ESTRATTO »
━━━━━━━━━━━━━━━━━━━━

La pressione dei governatori regionali ultimi destinatari dei 36 miliardi di euro che l'Europa presterebbe a tassi vantaggiosi per investire in sanità - sembra oggi troppo forte per cercare di contenerla in nome di un'opposizione di partito.
IL QUIRINALE
Quei soldi infatti servono subito per iniziare a ricostruire, partendo proprio dalla sanità italiana smembrata da decenni di tagli. A sostenere la necessità di attingere ad i fondi europei puntando il faro sul Recovery Fund, ieri anche il presidente Sergio Mattarella. Ricevendo il premier e diversi esponenti del governo in vista del Consiglio Ue, Mattarella ha prima ribadito la posizione italiana a favore di una cornice europea per le misure anticovid, e poi ha spronato l'esecutivo a mettere in campo la massima efficienza nella destinazione dei fondi e la massima rapidità nell'individuazione delle scelte.
Tra queste, senza dubbio, dovrà essere inclusa la «coraggiosa riforma del Sistema sanitario» invocata pochi giorni fa dal ministro della Salute Roberto Speranza e diventata palese agli occhi di chiunque negli ultimi mesi. Un'impresa epocale che è necessario rivolti come un calzino la sanità italiana con piani, programmi e interventi a più livelli. Quello più immediato riguarda il personale.
Nella Penisola infatti, secondo le stime dell'associazione di categoria Fnopi, mancano ben 53 mila infermieri, di cui almeno 30 mila sul territorio. Un numero peraltro destinato ad aumentare qualora si decidesse davvero, come sembra, di spingere sulla prossimità del sistema sanitario. La carenza però coinvolge anche i medici (per Aanao Assomed, il sindacato della categoria, entro il 2025 ne mancheranno almeno 16.500) per quanto in Italia ce ne siano a sufficienza. Almeno 8 mila giovani professionisti però sono incastrati in un imbuto formativo che le risorse del Mes potrebbero risolvere agilmente.
Si tratta di medici laureati e abilitati ma non specializzati - quindi costretti al precariato e senza possibilità di svolgere a pieno il lavoro per cui hanno studiato e per cui il Paese ha speso delle risorse perché i posti delle varie specializzazioni sono meno di quelli necessari.

━━━━━━━━━━━━━━━━━━━━

DETTAGLI DEL COMPITO » Puoi ricopiare il brano sulla sanità, tutto da "La pressione dei" giù fino a "un'opposizione di partito.", sostituendo "governatori regionali" con "presidenti di regione"? Le righe che seguono non servono a nulla in questo esercizio.

(Voci di dati estratte)
━━━━━━━━━━━━━━━━━━━━

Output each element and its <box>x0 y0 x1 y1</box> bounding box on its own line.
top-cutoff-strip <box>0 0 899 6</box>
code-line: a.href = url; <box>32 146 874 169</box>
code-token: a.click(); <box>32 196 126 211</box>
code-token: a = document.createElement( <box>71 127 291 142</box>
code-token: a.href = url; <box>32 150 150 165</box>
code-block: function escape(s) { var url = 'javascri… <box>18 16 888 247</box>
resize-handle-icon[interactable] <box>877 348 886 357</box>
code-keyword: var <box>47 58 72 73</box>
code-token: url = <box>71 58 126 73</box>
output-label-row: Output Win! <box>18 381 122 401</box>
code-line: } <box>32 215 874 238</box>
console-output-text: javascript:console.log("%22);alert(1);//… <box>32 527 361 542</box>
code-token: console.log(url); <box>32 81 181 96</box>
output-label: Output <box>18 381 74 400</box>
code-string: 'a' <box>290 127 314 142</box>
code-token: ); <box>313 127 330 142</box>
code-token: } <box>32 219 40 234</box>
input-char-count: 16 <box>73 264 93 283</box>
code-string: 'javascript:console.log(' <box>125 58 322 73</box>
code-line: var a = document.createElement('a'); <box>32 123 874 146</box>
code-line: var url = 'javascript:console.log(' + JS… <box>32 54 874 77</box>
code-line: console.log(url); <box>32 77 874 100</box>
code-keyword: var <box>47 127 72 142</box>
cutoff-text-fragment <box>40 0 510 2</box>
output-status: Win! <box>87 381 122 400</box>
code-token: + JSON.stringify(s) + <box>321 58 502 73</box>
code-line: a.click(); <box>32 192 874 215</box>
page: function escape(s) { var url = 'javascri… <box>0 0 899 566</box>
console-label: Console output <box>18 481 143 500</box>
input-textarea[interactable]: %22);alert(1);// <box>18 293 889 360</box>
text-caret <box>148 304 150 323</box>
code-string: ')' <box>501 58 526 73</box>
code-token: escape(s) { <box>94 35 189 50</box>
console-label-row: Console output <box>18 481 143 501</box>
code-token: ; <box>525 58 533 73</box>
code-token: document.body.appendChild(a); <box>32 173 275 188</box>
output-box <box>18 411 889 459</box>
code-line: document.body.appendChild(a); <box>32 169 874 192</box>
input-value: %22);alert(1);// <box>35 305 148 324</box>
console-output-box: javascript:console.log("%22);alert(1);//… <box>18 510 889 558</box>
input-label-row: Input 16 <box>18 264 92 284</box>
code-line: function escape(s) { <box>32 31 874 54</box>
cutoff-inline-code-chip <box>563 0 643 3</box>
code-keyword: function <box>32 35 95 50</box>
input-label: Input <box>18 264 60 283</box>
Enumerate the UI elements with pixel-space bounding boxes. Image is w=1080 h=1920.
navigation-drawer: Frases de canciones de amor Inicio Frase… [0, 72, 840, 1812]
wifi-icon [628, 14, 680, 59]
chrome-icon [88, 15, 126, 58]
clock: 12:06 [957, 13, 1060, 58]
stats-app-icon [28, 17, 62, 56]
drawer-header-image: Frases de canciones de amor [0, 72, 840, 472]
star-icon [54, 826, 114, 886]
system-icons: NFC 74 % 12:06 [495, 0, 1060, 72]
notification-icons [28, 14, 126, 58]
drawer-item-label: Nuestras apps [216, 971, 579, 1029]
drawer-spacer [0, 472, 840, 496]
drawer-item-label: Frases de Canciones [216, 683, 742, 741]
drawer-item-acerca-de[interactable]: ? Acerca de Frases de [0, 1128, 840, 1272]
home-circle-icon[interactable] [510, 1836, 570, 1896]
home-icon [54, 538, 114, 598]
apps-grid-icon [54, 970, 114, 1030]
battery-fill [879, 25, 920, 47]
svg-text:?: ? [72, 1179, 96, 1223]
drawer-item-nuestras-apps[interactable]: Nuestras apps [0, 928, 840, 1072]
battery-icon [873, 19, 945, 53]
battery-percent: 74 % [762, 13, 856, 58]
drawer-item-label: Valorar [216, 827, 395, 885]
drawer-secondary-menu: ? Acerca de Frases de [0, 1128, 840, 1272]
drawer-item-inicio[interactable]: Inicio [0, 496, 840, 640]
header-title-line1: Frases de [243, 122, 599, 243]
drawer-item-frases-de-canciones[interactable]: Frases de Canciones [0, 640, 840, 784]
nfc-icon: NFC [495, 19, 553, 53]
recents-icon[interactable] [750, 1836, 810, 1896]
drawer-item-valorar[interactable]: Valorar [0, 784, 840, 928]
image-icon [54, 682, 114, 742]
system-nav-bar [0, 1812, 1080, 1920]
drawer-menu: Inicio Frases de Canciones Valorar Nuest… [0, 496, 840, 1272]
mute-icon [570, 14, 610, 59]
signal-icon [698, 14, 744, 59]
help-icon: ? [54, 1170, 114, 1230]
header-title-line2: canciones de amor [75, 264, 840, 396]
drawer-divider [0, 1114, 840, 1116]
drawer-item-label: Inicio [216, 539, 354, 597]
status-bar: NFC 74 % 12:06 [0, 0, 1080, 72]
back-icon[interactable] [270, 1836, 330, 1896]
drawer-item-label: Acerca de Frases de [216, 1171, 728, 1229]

━━━━━━━━━━━━━━━━━━━━

ESITO DEL COMPITO »
La pressione dei presidenti di regione ultimi destinatari dei 36 miliardi di euro che l'Europa presterebbe a tassi vantaggiosi per investire in sanità - sembra oggi troppo forte per cercare di contenerla in nome di un'opposizione di partito.